| What this task involves |
Within the records below, find each line that holds the string "проезд", then copy it.
+ + + + + + +
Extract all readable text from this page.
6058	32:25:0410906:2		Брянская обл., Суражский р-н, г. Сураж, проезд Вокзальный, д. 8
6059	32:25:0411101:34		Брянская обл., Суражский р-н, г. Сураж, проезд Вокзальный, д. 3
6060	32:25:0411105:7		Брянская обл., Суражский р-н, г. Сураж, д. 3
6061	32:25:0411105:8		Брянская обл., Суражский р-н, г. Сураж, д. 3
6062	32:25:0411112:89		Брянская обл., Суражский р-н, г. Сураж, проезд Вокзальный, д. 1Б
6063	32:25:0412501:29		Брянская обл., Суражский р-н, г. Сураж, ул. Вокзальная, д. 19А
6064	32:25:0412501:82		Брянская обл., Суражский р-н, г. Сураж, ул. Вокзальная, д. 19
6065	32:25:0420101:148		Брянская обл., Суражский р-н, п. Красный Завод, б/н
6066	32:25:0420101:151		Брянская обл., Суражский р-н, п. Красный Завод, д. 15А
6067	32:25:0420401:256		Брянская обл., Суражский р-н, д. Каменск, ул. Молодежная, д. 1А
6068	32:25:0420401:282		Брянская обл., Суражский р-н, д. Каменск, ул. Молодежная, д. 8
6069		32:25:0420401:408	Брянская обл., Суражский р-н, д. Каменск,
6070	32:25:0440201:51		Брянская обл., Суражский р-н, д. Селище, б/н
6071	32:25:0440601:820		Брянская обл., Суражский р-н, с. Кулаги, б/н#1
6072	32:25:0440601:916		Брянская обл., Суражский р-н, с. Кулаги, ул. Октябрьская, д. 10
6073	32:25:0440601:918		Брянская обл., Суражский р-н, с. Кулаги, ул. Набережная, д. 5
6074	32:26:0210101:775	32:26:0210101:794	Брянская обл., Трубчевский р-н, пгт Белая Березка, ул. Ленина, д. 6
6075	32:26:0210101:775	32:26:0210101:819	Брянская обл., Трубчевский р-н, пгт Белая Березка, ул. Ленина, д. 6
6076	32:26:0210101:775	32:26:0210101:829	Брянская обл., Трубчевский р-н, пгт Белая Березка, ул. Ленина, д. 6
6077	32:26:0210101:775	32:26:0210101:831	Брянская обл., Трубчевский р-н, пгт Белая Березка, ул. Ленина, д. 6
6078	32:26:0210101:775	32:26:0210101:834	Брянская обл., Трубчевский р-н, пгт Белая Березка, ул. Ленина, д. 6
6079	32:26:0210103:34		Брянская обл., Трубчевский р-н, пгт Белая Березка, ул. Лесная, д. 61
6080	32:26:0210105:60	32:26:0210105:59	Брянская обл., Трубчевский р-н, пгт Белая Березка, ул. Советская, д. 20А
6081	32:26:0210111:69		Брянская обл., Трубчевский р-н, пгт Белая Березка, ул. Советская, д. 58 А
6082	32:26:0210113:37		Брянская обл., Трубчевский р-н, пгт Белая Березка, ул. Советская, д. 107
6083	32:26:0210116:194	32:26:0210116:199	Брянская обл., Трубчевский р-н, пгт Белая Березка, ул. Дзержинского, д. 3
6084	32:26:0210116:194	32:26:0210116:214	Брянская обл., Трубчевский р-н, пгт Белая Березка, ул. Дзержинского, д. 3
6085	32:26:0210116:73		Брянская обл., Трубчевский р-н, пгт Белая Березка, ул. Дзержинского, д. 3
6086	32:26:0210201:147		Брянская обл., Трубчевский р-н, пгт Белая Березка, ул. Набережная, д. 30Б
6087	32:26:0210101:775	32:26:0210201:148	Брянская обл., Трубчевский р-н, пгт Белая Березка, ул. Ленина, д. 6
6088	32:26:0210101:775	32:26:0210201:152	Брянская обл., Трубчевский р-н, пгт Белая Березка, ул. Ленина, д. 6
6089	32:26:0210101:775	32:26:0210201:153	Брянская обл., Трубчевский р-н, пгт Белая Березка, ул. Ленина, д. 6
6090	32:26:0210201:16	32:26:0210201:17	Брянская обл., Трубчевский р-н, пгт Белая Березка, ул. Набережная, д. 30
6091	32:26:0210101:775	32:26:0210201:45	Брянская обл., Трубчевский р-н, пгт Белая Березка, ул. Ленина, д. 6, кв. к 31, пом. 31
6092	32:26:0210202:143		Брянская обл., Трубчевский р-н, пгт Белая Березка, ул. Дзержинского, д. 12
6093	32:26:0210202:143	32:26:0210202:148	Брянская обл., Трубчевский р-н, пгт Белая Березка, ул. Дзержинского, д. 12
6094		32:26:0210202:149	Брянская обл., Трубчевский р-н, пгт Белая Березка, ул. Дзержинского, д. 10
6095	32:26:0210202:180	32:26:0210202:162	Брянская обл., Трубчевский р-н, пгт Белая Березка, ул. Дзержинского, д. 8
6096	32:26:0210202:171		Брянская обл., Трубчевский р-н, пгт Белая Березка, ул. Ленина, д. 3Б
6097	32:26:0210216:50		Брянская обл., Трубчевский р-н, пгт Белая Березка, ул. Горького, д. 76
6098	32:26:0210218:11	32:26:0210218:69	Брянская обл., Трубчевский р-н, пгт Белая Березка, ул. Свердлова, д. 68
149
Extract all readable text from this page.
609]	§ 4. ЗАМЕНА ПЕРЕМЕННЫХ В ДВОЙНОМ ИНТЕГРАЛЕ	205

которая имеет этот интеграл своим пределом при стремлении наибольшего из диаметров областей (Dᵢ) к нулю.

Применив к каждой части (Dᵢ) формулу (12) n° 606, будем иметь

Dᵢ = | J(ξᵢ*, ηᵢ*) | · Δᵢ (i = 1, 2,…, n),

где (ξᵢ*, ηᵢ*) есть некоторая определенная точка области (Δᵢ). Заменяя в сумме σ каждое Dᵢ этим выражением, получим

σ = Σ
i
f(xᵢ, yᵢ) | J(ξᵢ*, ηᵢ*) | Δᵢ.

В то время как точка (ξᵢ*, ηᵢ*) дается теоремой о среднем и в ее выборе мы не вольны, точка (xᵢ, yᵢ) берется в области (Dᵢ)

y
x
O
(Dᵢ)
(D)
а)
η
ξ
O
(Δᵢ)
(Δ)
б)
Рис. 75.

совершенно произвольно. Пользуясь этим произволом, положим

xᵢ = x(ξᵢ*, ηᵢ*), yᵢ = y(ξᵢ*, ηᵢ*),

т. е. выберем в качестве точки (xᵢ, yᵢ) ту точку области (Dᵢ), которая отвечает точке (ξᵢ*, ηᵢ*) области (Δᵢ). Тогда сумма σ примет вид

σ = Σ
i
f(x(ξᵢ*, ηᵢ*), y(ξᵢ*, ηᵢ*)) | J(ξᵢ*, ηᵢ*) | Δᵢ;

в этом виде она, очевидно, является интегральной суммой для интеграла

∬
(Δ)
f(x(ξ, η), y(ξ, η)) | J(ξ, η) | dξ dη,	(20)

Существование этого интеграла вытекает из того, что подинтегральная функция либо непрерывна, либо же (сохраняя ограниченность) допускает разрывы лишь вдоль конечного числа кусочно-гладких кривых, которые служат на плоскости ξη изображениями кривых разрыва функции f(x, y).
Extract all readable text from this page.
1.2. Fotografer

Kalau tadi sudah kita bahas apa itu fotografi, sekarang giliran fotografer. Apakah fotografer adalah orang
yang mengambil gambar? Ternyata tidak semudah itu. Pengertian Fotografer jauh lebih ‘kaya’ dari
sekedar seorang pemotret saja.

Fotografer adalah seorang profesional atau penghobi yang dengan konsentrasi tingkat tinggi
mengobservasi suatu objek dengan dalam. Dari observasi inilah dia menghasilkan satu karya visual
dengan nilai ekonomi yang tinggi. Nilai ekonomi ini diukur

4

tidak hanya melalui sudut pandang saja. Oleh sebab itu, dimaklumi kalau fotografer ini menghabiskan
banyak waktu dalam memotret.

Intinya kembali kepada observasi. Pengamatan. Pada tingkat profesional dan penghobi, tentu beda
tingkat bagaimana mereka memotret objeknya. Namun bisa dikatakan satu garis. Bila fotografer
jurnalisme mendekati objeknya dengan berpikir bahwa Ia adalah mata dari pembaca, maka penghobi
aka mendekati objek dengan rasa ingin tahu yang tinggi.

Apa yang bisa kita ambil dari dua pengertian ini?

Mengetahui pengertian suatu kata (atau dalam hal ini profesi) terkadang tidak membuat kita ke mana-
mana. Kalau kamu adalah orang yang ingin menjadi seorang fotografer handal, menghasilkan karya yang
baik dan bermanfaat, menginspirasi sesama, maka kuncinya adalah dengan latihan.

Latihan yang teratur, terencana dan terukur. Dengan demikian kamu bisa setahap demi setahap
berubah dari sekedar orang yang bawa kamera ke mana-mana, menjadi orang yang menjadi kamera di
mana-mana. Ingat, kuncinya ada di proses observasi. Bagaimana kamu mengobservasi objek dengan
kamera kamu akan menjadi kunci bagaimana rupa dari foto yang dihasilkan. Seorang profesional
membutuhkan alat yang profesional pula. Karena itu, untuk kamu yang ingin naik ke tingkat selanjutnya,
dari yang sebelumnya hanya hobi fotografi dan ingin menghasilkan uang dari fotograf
+ + + + + + +
| Task output |
6058	32:25:0410906:2		Брянская обл., Суражский р-н, г. Сураж, проезд Вокзальный, д. 8
6059	32:25:0411101:34		Брянская обл., Суражский р-н, г. Сураж, проезд Вокзальный, д. 3
6062	32:25:0411112:89		Брянская обл., Суражский р-н, г. Сураж, проезд Вокзальный, д. 1Б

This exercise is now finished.